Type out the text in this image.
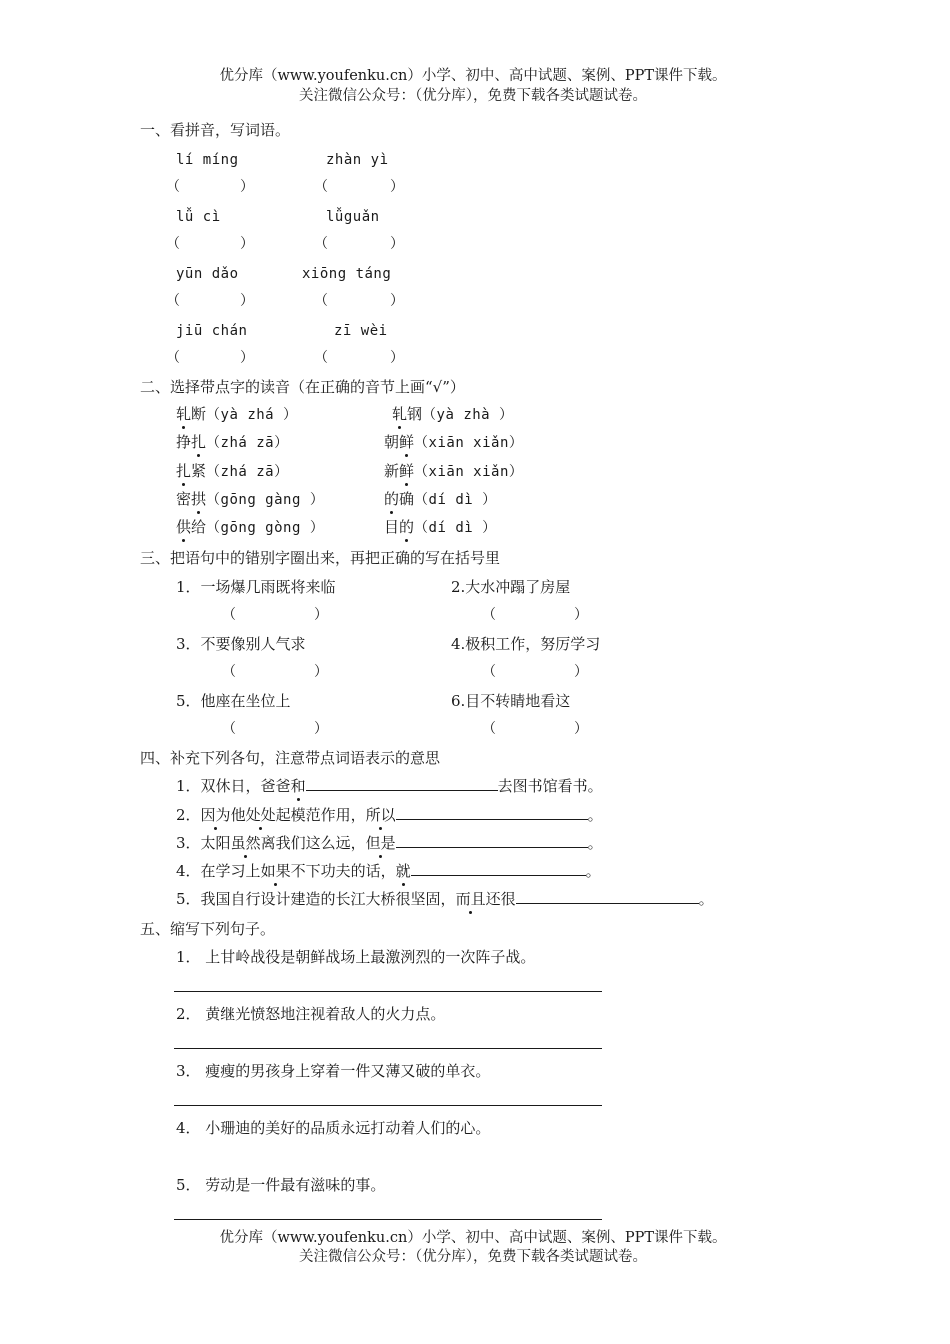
优分库（www.youfenku.cn）小学、初中、高中试题、案例、PPT课件下载。
关注微信公众号：（优分库），免费下载各类试题试卷。
一、看拼音，写词语。
lí míng	zhàn yì
（	）	（	）
lǚ cì	lǚguǎn
（	）	（	）
yūn dǎo	xiōng táng
（	）	（	）
jiū chán	zī wèi
（	）	（	）
二、选择带点字的读音（在正确的音节上画“√”）
轧断（yà zhá ）	轧钢（yà zhà ）
挣扎（zhá zā）	朝鲜（xiān xiǎn）
扎紧（zhá zā）	新鲜（xiān xiǎn）
密拱（gōng gàng ）	的确（dí dì ）
供给（gōng gòng ）	目的（dí dì ）
三、把语句中的错别字圈出来，再把正确的写在括号里
1．一场爆几雨既将来临	2.大水冲蹋了房屋
（	）	（	）
3．不要像别人气求	4.极积工作，努厉学习
（	）	（	）
5．他座在坐位上	6.目不转睛地看这
（	）	（	）
四、补充下列各句，注意带点词语表示的意思
1．双休日，爸爸和	去图书馆看书。
2．因为他处处起模范作用，所以	。
3．太阳虽然离我们这么远，但是	。
4．在学习上如果不下功夫的话，就	。
5．我国自行设计建造的长江大桥很坚固，而且还很	。
五、缩写下列句子。
1． 上甘岭战役是朝鲜战场上最激洌烈的一次阵子战。
2． 黄继光愤怒地注视着敌人的火力点。
3． 瘦瘦的男孩身上穿着一件又薄又破的单衣。
4． 小珊迪的美好的品质永远打动着人们的心。
5． 劳动是一件最有滋味的事。
优分库（www.youfenku.cn）小学、初中、高中试题、案例、PPT课件下载。
关注微信公众号：（优分库），免费下载各类试题试卷。
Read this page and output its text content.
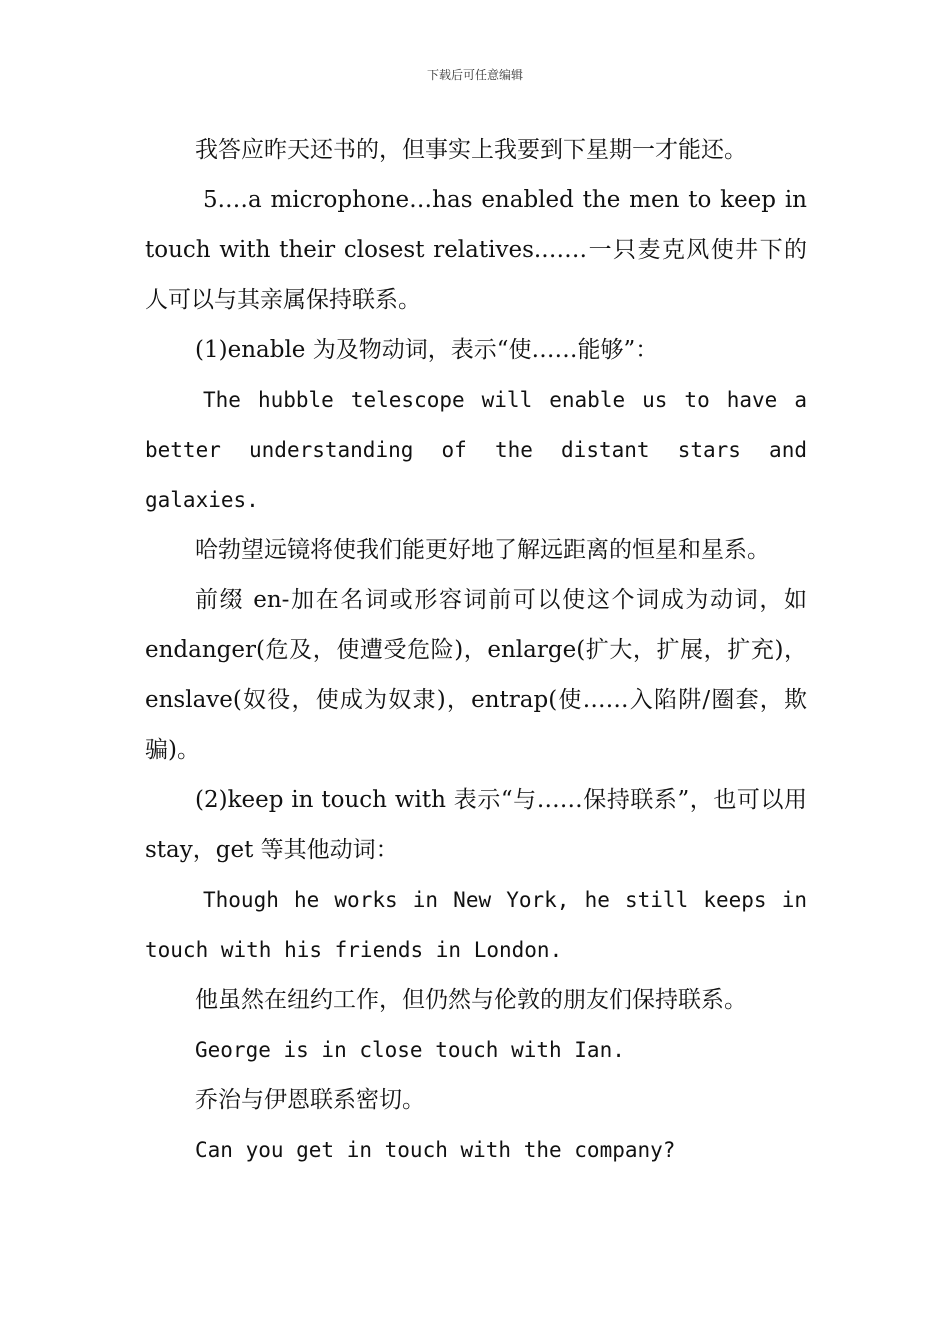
下载后可任意编辑

我答应昨天还书的，但事实上我要到下星期一才能还。

5.…a microphone…has enabled the men to keep in touch with their closest relatives.……一只麦克风使井下的人可以与其亲属保持联系。

(1)enable 为及物动词，表示“使……能够”：

The hubble telescope will enable us to have a better understanding of the distant stars and galaxies.

哈勃望远镜将使我们能更好地了解远距离的恒星和星系。

前缀 en-加在名词或形容词前可以使这个词成为动词，如 endanger(危及，使遭受危险)，enlarge(扩大，扩展，扩充)，enslave(奴役，使成为奴隶)，entrap(使……入陷阱/圈套，欺骗)。

(2)keep in touch with 表示“与……保持联系”，也可以用 stay，get 等其他动词：

Though he works in New York, he still keeps in touch with his friends in London.

他虽然在纽约工作，但仍然与伦敦的朋友们保持联系。

George is in close touch with Ian.

乔治与伊恩联系密切。

Can you get in touch with the company?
******
**EXERCISE:** Restate verbatim the lines running from the line with "Read this page and output its text content." through the end of the material; both ends count, and images are omitted.

**PROBLEM SOLUTION:**
Read this page and output its text content.
下载后可任意编辑

我答应昨天还书的，但事实上我要到下星期一才能还。

5.…a microphone…has enabled the men to keep in touch with their closest relatives.……一只麦克风使井下的人可以与其亲属保持联系。

(1)enable 为及物动词，表示“使……能够”：

The hubble telescope will enable us to have a better understanding of the distant stars and galaxies.

哈勃望远镜将使我们能更好地了解远距离的恒星和星系。

前缀 en-加在名词或形容词前可以使这个词成为动词，如 endanger(危及，使遭受危险)，enlarge(扩大，扩展，扩充)，enslave(奴役，使成为奴隶)，entrap(使……入陷阱/圈套，欺骗)。

(2)keep in touch with 表示“与……保持联系”，也可以用 stay，get 等其他动词：

Though he works in New York, he still keeps in touch with his friends in London.

他虽然在纽约工作，但仍然与伦敦的朋友们保持联系。

George is in close touch with Ian.

乔治与伊恩联系密切。

Can you get in touch with the company?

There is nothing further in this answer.